A propósito, esclareça-se que a Igreja não reprova a tendência homossexual, nem muito menos as pessoas – algumas, por certo, católicas – que, por vezes contra a sua vontade e com grande sofrimento, se reconhecem nessa situação. O que a Igreja reprova são os comportamentos contrários ao que, segundo a Bíblia, entende ser o recto uso da sexualidade humana, sejam esses actos praticados por um homem ou uma mulher, uma pessoa solteira ou casada, com tendência homossexual ou heterossexual. Não faria sentido que, aos homossexuais, não se exigisse o que a todos os cristãos se pede: na realidade, isso seria até uma sua injusta discriminação. O Evangelho é igualmente exigente para todos os fiéis: nomeadamente os que optam pelo celibato, apesar da inclinação natural para a actividade sexual; ou os que se comprometem à fidelidade para sempre, no matrimónio monogâmico, não obstante a natural atracção por outros eventuais parceiros. Por isso, quando Cristo enunciou os princípios a que se obrigam os cristãos quando casam, muitos concluíram que, assim sendo, mais valia não casar! (Mt 19, 10).
Entre as muitas reacções suscitadas pelas polémicas declarações da presidente da Associação dos Psicólogos Católicos, surpreendeu, pela positiva, o sensato comentário de quem, identificando-se como homossexual, teve a coragem de criticar os que, a coberto dessa mesma tendência, deram indícios de uma mentalidade perigosamente autoritária e de uma exagerada susceptibilidade em relação a qualquer discurso que não exalte o seu estilo de vida, ou não aplauda os seus pontos de vista.

(Enunciado) Prossiga o excerto sobre a posição da Igreja quanto à homossexualidade a partir da última frase apresentada.

Dados de compreensão de documentos

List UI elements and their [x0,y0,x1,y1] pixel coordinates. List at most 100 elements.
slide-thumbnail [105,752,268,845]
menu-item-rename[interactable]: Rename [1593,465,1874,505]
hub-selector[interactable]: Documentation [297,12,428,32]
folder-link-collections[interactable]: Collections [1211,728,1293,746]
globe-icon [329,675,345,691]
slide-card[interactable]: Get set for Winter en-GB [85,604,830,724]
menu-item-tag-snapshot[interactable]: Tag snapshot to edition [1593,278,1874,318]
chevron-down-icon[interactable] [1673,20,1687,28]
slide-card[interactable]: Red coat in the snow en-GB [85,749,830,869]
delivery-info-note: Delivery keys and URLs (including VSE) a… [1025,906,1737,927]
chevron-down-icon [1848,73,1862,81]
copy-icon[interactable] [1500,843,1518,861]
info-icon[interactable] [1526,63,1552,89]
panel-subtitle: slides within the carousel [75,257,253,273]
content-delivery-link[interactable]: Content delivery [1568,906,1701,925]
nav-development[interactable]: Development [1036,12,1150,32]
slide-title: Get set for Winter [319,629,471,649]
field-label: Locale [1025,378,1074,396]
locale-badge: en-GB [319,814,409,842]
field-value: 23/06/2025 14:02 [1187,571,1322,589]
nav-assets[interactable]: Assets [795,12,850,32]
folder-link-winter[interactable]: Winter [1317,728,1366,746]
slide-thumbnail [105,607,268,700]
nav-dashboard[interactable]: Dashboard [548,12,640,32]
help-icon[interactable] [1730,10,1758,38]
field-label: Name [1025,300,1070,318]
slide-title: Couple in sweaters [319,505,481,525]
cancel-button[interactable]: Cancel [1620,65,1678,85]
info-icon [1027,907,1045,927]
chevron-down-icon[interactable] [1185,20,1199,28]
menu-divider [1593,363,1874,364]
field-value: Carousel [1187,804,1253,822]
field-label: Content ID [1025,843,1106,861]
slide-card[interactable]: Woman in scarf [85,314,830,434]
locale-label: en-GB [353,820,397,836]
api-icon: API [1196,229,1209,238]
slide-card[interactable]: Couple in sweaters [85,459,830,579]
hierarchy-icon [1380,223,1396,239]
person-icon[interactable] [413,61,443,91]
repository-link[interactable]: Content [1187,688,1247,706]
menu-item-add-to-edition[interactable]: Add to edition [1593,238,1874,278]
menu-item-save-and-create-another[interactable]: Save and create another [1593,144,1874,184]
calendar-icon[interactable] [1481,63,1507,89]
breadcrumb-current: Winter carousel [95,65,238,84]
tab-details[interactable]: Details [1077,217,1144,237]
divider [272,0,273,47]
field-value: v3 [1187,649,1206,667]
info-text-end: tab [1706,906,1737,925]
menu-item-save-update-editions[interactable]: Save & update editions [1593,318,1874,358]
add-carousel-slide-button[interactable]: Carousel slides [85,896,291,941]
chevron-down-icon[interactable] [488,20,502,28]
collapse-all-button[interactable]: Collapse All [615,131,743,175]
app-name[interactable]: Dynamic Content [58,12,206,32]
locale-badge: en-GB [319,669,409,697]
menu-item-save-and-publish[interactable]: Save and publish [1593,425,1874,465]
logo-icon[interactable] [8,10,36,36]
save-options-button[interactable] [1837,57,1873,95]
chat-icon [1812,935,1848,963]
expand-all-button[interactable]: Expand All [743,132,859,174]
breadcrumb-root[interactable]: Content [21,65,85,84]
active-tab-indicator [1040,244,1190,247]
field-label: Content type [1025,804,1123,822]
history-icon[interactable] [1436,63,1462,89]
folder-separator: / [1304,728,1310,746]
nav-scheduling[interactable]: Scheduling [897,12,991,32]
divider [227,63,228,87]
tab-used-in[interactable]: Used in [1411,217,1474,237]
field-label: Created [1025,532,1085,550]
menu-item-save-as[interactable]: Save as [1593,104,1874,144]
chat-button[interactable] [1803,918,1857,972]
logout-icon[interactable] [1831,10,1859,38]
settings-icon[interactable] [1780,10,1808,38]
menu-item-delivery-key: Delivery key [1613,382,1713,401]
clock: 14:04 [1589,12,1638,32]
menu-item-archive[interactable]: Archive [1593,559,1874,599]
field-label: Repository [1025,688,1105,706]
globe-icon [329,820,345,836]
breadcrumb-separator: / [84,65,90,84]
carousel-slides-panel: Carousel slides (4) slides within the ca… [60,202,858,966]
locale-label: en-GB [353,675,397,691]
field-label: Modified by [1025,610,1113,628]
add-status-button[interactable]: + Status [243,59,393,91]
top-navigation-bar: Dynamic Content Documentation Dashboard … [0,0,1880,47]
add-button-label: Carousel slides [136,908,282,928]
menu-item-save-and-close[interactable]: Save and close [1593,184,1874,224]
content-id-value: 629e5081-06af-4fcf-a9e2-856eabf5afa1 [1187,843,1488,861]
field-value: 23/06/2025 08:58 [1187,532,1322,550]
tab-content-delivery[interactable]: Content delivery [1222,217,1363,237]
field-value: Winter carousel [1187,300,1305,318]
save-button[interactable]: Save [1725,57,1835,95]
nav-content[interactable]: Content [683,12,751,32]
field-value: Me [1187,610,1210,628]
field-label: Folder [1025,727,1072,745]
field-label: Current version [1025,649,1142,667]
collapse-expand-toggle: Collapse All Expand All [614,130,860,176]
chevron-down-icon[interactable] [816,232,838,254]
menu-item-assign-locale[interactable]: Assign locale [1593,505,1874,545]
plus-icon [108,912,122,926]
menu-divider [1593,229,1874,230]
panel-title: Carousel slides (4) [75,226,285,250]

(Resposta ao exercício)
Com efeito, a este propósito, José Leote escreveu: “assistimos a um fenómeno curioso e preocupante que, infelizmente, se tem vindo a acentuar nos últimos tempos: quem expressa uma opinião contrária à nossa é necessariamente homofóbico. Por outras palavras, queremos rotular de homofóbica toda a pessoa que discorda de nós, que tem uma opinião diversa sobre a homossexualidade, mesmo que não incite ao ódio contra quem quer que seja. Ou seja, pretendemos coartar a liberdade de expressão aos outros, que aos quatro ventos reclamamos para nós. Muitos de entre nós chamam os sacerdotes de pedófilos, fazendo uma generalização infundada e abusiva; chama os fiéis disto e daquilo, a Igreja daqueloutro e aqueloutro ainda. Todos e todas se arrogam o direito a fazer e dizer as maiores barbaridades em nome da liberdade individual e de expressão, mas quando alguém discorda de nós: Aqui d’el-rei que é ‘homofóbico/a’!”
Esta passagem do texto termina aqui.